* Exercise
Copy the data below exactly, omitting any picture it contains.

* Figure record extracts
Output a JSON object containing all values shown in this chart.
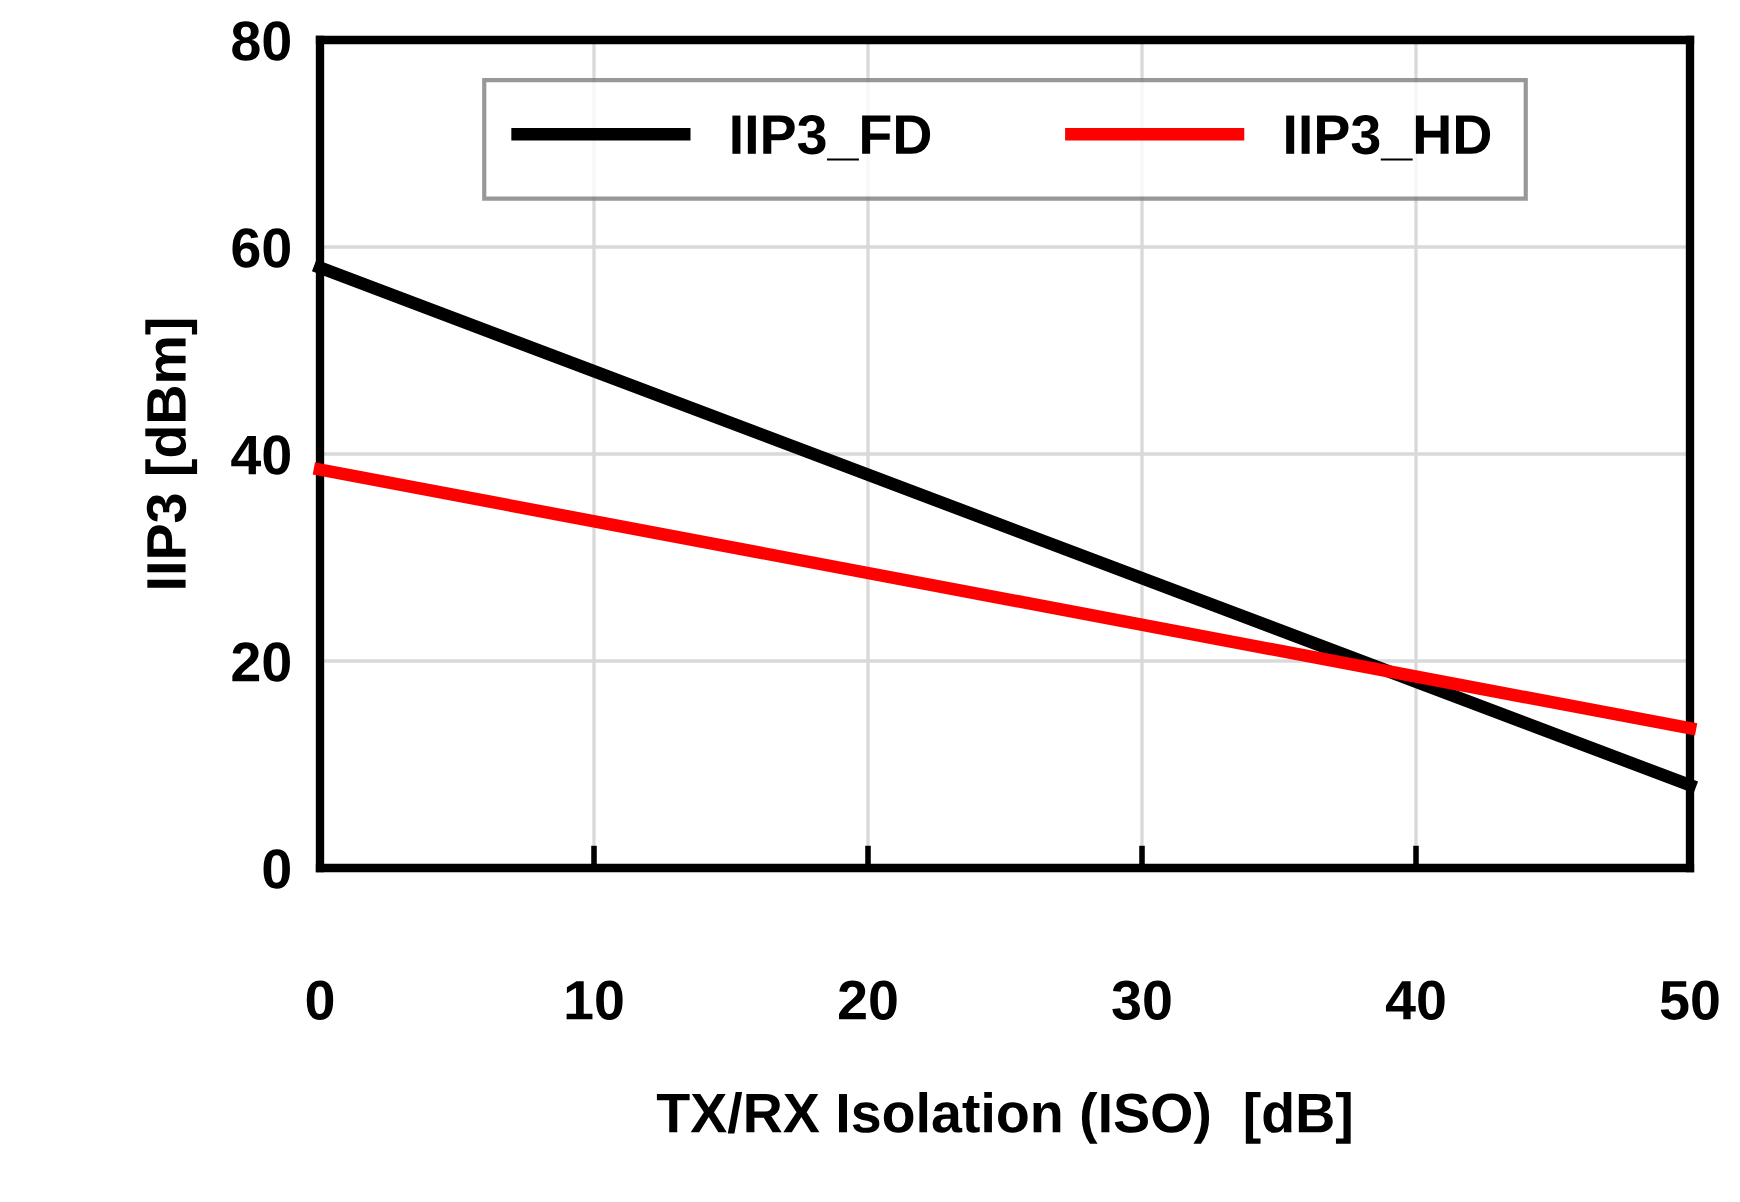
{
  "chart_data": {
    "type": "line",
    "xlabel": "TX/RX Isolation (ISO)  [dB]",
    "ylabel": "IIP3 [dBm]",
    "x": [
      0,
      50
    ],
    "series": [
      {
        "name": "IIP3_FD",
        "color": "#000000",
        "values": [
          58,
          8
        ]
      },
      {
        "name": "IIP3_HD",
        "color": "#ff0000",
        "values": [
          38.5,
          13.5
        ]
      }
    ],
    "xlim": [
      0,
      50
    ],
    "xticks": [
      0,
      10,
      20,
      30,
      40,
      50
    ],
    "ylim": [
      0,
      80
    ],
    "yticks": [
      0,
      20,
      40,
      60,
      80
    ],
    "grid": true,
    "legend": "top",
    "marker": "none",
    "line_style": "solid"
  }
}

* Result below
Output a JSON object containing all values shown in this chart.
{
  "chart_data": {
    "type": "line",
    "xlabel": "TX/RX Isolation (ISO)  [dB]",
    "ylabel": "IIP3 [dBm]",
    "x": [
      0,
      50
    ],
    "series": [
      {
        "name": "IIP3_FD",
        "color": "#000000",
        "values": [
          58,
          8
        ]
      },
      {
        "name": "IIP3_HD",
        "color": "#ff0000",
        "values": [
          38.5,
          13.5
        ]
      }
    ],
    "xlim": [
      0,
      50
    ],
    "xticks": [
      0,
      10,
      20,
      30,
      40,
      50
    ],
    "ylim": [
      0,
      80
    ],
    "yticks": [
      0,
      20,
      40,
      60,
      80
    ],
    "grid": true,
    "legend": "top",
    "marker": "none",
    "line_style": "solid"
  }
}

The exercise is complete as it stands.